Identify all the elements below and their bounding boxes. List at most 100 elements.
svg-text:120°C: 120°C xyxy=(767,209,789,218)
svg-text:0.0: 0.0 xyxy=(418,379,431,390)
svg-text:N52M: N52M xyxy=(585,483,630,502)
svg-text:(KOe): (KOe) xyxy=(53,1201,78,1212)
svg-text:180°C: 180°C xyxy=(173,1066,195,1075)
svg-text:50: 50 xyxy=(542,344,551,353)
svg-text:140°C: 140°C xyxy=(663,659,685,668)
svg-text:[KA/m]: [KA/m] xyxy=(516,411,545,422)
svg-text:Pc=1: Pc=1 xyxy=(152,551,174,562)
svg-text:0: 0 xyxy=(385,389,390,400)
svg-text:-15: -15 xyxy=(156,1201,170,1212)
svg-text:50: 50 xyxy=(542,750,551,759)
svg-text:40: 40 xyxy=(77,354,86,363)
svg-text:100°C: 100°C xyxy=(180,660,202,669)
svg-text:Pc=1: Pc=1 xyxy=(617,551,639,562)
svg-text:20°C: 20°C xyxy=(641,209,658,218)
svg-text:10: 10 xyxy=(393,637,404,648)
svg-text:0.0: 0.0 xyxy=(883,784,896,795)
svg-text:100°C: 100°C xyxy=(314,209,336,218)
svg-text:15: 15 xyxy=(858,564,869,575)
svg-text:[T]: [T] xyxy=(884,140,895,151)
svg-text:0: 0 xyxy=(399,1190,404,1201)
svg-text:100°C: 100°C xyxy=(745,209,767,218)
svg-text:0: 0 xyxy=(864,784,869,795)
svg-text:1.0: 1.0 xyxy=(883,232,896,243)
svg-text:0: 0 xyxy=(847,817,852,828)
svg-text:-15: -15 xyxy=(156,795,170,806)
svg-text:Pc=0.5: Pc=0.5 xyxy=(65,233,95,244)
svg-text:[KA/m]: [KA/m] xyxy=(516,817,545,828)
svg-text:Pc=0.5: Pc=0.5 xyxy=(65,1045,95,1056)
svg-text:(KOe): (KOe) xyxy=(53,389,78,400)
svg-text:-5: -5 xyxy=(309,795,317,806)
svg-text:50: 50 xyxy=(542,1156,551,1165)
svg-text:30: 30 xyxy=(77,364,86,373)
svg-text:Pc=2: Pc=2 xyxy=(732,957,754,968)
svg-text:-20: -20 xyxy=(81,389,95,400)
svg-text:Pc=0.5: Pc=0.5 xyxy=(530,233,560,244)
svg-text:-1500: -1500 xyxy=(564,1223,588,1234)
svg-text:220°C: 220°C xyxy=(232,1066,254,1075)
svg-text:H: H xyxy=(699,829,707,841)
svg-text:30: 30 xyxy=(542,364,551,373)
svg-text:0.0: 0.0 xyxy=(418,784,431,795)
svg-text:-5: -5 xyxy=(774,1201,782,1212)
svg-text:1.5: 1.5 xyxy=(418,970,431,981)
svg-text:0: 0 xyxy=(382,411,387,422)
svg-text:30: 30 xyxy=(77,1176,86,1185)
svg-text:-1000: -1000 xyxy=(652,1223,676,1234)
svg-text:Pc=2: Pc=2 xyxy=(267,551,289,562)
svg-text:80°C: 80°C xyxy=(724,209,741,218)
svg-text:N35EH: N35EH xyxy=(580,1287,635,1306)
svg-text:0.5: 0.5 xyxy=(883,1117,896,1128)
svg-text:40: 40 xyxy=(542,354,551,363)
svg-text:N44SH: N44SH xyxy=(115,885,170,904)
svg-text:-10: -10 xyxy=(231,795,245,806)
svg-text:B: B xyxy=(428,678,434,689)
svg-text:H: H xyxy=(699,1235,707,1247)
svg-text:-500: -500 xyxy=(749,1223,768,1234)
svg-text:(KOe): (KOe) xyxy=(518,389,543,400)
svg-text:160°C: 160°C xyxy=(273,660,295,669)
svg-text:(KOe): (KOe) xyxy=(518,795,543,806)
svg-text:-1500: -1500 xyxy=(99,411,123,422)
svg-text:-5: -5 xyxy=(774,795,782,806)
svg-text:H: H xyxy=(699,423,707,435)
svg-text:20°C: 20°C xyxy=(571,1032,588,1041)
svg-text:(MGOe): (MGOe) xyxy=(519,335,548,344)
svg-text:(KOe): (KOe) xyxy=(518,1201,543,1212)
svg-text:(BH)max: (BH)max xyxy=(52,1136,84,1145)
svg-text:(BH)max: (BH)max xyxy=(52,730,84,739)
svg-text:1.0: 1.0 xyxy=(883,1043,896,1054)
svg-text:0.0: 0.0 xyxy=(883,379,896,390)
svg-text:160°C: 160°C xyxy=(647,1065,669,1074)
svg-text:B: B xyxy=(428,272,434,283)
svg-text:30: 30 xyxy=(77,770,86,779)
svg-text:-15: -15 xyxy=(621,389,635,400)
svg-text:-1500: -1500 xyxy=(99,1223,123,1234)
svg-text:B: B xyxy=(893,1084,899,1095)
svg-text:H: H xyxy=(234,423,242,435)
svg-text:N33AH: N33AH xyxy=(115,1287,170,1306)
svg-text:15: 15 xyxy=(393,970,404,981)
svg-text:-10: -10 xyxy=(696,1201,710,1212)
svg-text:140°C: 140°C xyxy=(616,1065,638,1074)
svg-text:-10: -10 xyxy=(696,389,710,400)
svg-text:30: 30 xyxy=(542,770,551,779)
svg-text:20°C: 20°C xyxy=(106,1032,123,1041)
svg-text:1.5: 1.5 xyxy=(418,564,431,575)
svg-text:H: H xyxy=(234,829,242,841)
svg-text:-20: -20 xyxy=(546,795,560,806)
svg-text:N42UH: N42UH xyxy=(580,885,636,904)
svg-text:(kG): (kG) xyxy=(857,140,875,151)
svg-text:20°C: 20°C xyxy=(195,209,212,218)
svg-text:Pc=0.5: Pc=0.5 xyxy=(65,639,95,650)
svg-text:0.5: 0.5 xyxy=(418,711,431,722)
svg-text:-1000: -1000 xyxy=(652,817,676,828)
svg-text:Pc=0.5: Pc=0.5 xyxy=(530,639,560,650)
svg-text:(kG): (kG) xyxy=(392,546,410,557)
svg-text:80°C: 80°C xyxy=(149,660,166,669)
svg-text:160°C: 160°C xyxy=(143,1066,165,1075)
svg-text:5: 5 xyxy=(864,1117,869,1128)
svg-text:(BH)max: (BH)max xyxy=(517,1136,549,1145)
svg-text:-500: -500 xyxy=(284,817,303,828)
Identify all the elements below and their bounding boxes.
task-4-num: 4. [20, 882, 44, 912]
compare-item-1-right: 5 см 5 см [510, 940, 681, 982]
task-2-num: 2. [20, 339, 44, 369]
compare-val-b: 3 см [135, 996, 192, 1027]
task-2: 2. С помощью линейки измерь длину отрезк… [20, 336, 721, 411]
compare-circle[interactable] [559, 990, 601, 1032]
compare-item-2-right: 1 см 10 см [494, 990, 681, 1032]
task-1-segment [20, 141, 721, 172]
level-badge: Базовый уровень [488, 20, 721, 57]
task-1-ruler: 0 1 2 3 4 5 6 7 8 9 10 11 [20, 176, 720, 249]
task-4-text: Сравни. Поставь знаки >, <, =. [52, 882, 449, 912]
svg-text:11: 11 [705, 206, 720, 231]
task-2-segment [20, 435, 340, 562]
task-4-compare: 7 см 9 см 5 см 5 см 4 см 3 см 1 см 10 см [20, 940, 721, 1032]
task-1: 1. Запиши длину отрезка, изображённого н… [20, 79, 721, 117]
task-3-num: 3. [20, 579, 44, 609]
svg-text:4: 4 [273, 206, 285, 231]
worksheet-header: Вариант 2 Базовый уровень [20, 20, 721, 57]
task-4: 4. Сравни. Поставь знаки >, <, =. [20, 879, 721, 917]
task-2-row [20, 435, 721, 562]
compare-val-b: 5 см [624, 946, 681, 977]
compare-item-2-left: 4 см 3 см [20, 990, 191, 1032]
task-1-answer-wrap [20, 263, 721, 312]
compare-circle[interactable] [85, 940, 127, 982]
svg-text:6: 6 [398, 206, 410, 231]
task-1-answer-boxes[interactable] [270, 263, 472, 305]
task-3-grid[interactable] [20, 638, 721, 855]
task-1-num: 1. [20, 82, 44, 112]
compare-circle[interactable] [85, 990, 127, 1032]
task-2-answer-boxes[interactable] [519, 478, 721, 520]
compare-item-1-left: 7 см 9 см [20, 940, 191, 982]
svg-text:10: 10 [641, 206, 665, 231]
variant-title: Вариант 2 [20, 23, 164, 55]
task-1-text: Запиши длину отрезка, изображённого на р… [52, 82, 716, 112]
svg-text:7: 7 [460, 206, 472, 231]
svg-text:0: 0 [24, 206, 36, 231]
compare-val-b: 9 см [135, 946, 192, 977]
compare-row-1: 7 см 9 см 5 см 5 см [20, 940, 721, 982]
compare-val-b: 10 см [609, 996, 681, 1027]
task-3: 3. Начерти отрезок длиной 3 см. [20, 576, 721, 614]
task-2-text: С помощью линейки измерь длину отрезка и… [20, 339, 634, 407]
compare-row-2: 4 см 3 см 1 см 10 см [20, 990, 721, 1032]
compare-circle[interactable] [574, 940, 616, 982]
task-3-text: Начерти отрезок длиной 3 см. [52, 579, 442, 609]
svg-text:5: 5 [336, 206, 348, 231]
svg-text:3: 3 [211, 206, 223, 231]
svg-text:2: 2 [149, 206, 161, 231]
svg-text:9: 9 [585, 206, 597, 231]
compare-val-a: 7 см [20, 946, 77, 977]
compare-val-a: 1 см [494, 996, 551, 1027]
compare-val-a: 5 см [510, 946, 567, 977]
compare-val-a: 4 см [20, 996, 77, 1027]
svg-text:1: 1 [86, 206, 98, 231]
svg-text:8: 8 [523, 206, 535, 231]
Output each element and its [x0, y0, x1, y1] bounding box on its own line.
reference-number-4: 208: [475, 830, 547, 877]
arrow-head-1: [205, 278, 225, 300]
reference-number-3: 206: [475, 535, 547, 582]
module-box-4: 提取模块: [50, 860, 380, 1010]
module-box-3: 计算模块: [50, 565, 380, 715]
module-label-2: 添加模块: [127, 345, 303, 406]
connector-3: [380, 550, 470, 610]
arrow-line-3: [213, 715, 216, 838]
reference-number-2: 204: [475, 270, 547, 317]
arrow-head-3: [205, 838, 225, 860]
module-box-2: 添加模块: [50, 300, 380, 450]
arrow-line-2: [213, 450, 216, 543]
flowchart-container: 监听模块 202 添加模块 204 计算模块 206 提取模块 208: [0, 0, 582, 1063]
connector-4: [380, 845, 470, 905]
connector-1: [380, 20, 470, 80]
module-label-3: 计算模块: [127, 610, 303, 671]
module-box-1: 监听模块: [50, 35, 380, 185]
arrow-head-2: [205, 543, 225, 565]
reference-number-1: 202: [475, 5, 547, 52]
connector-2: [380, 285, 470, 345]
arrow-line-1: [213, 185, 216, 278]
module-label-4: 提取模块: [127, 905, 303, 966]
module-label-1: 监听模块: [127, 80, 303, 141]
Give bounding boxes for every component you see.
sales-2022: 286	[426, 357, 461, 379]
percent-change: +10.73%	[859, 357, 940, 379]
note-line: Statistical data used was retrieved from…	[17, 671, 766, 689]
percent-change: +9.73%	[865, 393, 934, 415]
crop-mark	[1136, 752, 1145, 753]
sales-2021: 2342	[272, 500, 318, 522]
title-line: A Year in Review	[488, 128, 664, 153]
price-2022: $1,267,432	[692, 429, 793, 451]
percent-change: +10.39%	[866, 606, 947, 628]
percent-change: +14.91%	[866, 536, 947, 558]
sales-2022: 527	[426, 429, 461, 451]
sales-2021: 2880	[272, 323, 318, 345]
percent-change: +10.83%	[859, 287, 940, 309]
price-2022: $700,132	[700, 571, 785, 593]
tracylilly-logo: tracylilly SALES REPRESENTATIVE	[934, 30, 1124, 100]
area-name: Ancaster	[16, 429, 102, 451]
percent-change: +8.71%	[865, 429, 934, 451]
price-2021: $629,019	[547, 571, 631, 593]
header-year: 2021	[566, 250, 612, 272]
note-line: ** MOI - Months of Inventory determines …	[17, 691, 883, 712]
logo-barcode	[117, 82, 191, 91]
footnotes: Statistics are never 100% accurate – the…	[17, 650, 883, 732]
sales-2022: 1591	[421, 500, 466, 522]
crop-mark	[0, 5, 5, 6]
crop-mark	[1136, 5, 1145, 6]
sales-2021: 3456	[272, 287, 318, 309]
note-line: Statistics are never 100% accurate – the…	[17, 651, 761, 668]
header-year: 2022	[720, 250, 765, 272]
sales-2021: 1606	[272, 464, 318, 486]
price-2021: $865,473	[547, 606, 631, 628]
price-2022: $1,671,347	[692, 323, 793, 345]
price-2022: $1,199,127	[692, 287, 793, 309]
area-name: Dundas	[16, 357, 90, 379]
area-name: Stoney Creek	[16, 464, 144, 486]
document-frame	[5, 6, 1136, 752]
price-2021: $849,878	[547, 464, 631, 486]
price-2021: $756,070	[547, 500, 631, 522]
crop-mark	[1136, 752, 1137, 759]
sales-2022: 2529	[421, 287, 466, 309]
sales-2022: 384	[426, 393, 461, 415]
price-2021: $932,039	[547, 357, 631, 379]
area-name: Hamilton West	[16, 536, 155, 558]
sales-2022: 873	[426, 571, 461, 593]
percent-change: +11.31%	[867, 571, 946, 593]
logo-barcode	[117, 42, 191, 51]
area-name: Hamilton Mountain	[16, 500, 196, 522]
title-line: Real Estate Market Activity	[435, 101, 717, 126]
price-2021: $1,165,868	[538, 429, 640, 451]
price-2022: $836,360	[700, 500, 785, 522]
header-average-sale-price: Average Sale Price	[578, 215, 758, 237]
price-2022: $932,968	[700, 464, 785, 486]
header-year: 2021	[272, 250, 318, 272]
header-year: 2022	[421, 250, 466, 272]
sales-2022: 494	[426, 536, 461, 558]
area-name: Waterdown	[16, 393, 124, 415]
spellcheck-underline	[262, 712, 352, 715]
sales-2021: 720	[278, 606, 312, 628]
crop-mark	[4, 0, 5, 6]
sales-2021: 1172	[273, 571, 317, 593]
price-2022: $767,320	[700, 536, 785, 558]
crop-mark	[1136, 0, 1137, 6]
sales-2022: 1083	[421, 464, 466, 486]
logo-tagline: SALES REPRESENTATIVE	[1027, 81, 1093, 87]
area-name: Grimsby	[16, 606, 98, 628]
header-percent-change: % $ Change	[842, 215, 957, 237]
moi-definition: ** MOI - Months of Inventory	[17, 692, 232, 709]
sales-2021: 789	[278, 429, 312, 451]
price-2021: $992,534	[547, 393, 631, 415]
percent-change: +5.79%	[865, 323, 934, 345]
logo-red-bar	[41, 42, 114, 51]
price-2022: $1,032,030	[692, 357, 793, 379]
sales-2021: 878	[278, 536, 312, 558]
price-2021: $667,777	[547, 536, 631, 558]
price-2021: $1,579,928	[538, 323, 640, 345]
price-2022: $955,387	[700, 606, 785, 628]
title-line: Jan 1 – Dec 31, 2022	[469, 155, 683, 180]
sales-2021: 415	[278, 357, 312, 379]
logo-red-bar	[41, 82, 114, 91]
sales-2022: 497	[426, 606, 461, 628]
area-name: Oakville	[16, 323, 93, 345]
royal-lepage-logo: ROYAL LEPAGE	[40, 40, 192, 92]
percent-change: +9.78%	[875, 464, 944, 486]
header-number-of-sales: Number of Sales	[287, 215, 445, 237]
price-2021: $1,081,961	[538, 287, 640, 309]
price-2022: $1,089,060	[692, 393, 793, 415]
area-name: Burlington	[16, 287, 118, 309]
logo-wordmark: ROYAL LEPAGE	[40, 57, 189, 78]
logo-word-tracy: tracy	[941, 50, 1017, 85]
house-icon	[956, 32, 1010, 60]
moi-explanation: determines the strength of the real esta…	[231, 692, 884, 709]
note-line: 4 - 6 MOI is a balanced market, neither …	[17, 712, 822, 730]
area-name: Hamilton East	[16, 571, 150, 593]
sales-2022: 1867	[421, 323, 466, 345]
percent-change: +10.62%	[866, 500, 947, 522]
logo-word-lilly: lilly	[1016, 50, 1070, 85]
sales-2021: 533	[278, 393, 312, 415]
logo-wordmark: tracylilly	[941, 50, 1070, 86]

========

• [WHAT IS REQUIRED]:
Turn the material, from its first line through the line containing "svg-text:0: 0 xyxy=(385,389,390,400)" (both included), into a numbered list with any blank lines left out.

• [SOLUTION]:
1. Identify all the elements below and their bounding boxes. List at most 100 elements.
2. svg-text:120°C: 120°C xyxy=(767,209,789,218)
3. svg-text:0.0: 0.0 xyxy=(418,379,431,390)
4. svg-text:N52M: N52M xyxy=(585,483,630,502)
5. svg-text:(KOe): (KOe) xyxy=(53,1201,78,1212)
6. svg-text:180°C: 180°C xyxy=(173,1066,195,1075)
7. svg-text:50: 50 xyxy=(542,344,551,353)
8. svg-text:140°C: 140°C xyxy=(663,659,685,668)
9. svg-text:[KA/m]: [KA/m] xyxy=(516,411,545,422)
10. svg-text:Pc=1: Pc=1 xyxy=(152,551,174,562)
11. svg-text:0: 0 xyxy=(385,389,390,400)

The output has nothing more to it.